A block of data
------------------------------------------------------------

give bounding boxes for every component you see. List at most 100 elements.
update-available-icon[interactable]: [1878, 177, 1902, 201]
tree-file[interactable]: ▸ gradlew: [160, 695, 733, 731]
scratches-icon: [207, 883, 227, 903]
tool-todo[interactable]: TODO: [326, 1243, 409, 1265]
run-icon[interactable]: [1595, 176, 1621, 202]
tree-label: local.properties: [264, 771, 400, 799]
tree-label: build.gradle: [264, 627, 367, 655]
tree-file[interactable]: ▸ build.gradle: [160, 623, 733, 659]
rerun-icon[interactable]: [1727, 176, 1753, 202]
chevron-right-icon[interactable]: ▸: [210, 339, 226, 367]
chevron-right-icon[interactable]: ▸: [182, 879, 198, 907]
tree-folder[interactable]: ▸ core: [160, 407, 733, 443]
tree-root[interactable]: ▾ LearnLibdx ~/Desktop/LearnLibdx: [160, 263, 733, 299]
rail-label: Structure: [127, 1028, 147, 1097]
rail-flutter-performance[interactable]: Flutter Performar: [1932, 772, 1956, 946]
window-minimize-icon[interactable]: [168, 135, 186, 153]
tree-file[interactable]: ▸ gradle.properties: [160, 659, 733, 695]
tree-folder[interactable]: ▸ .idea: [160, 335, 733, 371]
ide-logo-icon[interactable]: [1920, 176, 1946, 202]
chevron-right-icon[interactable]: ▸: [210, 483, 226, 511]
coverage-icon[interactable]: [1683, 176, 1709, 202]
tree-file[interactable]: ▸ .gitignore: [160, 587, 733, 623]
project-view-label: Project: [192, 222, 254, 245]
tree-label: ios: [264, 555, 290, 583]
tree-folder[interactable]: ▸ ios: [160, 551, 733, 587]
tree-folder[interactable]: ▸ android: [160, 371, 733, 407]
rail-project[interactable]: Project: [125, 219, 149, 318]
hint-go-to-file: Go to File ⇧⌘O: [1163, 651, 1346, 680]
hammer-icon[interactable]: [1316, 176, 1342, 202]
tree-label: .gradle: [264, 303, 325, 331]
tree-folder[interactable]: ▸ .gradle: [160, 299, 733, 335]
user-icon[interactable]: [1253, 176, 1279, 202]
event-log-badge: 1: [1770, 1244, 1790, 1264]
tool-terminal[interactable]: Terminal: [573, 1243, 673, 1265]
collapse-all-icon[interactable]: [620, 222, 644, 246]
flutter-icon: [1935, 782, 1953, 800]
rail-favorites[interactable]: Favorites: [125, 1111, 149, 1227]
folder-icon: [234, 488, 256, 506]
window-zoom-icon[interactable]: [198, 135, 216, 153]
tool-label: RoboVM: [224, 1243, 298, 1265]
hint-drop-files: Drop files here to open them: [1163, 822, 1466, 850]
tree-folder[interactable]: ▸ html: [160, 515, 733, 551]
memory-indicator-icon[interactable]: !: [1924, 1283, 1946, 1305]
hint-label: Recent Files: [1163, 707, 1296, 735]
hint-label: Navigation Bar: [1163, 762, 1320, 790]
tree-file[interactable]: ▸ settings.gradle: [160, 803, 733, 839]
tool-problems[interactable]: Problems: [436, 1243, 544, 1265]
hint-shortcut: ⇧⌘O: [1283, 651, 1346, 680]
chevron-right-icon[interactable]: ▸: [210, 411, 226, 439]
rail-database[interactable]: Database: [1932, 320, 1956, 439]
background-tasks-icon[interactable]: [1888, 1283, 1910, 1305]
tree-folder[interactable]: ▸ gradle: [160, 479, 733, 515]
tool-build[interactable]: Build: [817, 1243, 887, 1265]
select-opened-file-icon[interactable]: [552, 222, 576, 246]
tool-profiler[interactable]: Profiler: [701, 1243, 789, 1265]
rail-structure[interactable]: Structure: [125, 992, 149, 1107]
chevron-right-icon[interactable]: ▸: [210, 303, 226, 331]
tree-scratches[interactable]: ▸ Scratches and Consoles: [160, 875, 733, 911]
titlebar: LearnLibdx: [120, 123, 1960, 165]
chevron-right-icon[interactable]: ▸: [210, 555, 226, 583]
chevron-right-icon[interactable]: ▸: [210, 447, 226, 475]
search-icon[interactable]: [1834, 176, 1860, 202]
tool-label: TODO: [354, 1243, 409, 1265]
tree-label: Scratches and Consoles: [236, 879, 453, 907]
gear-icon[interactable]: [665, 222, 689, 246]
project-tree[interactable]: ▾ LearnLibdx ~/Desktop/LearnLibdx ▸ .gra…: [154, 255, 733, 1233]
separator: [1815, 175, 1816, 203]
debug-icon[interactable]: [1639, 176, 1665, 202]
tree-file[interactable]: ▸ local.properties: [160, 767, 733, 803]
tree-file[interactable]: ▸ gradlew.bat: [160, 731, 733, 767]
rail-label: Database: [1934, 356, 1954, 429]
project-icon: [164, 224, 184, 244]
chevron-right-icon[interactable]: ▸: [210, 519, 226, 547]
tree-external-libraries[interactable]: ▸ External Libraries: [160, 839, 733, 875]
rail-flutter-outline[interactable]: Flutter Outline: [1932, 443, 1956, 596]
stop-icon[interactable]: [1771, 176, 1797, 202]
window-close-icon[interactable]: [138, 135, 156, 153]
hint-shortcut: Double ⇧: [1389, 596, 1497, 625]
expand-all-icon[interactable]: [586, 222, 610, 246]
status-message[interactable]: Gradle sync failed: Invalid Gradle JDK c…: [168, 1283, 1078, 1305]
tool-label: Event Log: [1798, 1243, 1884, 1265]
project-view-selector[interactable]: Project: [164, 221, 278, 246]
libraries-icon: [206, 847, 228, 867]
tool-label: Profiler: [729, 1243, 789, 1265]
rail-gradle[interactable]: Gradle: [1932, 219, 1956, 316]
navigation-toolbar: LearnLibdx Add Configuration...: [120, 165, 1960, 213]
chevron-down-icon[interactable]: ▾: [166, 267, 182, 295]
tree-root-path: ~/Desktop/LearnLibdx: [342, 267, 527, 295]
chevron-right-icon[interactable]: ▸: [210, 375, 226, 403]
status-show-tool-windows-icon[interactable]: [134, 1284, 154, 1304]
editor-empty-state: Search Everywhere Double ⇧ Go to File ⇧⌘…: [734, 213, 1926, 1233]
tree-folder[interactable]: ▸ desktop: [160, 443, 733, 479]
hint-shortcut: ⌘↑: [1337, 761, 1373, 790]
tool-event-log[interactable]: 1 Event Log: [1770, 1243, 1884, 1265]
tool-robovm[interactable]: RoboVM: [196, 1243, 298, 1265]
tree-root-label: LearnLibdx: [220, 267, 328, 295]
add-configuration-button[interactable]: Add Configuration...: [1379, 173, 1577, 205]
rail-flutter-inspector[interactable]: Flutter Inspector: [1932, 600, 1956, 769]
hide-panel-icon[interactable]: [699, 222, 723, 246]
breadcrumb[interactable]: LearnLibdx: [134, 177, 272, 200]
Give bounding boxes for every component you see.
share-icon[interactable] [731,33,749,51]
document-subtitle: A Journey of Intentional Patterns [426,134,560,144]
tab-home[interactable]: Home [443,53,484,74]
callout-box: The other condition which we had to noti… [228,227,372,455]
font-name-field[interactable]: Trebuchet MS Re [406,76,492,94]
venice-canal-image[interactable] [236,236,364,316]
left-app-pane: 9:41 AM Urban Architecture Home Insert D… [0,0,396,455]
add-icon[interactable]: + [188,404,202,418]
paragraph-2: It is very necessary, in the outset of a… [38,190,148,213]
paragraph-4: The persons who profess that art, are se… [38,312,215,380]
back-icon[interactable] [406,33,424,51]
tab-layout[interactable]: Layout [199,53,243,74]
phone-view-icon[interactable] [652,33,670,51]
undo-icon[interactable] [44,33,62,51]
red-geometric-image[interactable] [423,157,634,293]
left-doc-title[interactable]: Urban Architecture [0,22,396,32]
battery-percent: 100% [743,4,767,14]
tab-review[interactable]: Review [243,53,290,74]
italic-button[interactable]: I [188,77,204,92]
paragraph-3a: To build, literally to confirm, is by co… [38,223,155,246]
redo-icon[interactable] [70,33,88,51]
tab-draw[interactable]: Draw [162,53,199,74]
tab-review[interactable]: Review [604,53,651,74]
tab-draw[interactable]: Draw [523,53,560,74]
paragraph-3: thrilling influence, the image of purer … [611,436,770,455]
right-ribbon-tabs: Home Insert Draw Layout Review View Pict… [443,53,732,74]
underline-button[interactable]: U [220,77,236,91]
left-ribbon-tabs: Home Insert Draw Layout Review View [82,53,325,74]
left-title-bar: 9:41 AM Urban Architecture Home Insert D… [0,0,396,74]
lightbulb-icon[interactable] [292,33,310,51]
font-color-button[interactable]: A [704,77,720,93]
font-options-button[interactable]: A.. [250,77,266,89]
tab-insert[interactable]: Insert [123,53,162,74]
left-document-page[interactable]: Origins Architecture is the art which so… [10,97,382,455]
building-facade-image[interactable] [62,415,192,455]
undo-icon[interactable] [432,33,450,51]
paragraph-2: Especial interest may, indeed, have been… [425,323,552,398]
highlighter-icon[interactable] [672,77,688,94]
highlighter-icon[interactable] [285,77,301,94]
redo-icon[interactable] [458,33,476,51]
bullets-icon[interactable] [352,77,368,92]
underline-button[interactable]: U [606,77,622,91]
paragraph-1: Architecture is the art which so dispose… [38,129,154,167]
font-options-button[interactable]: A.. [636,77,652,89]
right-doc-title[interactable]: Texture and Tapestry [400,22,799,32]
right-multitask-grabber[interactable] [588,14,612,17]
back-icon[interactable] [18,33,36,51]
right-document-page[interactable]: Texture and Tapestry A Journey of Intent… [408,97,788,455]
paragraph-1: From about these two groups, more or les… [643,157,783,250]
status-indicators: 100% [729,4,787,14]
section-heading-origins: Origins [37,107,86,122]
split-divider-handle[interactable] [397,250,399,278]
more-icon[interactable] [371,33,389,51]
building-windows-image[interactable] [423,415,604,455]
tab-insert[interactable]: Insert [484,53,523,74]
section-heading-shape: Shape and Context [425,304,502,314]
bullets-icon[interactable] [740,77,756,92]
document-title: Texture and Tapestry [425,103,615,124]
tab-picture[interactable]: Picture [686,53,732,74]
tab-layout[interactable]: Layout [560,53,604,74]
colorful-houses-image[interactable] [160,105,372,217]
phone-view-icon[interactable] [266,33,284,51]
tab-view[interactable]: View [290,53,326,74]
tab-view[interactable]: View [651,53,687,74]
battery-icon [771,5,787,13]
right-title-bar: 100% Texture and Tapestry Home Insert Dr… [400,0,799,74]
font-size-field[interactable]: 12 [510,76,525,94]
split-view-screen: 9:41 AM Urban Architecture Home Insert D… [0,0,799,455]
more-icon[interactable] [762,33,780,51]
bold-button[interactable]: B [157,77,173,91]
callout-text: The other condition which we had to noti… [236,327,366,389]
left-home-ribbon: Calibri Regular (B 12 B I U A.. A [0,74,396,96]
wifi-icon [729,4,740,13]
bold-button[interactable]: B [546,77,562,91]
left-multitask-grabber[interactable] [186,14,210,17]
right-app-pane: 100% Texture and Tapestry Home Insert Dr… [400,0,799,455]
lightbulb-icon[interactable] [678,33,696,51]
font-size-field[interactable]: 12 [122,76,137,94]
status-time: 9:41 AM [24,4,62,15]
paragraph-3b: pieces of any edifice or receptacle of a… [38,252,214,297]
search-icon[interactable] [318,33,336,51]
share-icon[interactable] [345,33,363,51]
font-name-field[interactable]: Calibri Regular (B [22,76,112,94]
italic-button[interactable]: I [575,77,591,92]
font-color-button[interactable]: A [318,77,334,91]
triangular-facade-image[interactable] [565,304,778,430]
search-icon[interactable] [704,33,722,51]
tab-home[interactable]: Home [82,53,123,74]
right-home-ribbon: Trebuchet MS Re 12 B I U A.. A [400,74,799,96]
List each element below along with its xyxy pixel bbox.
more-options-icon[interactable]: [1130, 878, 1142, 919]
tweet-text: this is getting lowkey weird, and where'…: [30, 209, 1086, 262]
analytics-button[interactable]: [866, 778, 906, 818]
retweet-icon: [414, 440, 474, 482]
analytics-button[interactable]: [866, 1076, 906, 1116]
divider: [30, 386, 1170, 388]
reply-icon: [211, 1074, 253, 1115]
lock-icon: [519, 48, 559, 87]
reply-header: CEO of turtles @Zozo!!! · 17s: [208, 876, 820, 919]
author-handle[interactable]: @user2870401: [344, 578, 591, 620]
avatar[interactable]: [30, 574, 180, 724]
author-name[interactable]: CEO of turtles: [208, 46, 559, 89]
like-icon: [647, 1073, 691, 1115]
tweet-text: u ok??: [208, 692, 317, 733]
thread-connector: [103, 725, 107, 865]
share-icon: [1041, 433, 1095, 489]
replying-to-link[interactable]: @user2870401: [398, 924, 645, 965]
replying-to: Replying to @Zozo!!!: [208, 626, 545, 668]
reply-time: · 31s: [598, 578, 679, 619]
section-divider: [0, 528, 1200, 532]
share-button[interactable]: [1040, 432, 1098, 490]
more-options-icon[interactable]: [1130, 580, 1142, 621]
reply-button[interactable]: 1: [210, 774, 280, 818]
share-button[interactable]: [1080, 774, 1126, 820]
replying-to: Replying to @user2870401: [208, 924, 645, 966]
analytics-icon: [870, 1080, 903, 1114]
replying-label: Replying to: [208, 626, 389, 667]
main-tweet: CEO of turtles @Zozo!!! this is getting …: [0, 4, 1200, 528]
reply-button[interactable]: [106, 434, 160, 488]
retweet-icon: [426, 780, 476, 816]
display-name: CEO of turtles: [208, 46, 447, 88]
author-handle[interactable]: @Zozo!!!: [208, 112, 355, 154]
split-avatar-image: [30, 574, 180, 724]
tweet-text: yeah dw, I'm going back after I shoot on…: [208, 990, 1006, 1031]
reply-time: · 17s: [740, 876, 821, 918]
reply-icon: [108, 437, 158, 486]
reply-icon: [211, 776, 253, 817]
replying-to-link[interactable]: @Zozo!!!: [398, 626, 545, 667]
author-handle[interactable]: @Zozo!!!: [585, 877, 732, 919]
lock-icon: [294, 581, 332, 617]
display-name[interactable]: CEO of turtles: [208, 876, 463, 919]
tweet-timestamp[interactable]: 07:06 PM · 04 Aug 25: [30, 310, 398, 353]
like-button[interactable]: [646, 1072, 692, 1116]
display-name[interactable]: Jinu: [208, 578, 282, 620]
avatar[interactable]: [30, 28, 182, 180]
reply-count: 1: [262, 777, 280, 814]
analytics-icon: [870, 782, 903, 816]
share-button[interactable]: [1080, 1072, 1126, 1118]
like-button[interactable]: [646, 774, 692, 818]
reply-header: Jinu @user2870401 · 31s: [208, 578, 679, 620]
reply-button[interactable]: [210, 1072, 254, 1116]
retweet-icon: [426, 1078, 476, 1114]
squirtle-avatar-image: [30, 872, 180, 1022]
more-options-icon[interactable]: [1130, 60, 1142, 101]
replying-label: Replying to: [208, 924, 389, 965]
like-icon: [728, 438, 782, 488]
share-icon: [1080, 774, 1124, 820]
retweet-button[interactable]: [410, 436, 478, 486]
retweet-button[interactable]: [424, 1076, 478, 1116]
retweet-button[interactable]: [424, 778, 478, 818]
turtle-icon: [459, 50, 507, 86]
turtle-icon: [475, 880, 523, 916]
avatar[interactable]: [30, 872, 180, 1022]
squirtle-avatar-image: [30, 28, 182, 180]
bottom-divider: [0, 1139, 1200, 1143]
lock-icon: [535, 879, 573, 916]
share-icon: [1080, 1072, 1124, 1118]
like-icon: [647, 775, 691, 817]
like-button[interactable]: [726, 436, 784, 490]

------------------------------------------------------------

» What you should do
Report, copied in full, each line in the block above that contains the string "this".

» Answer to the task
tweet-text: this is getting lowkey weird, and where'…: [30, 209, 1086, 262]
main-tweet: CEO of turtles @Zozo!!! this is getting …: [0, 4, 1200, 528]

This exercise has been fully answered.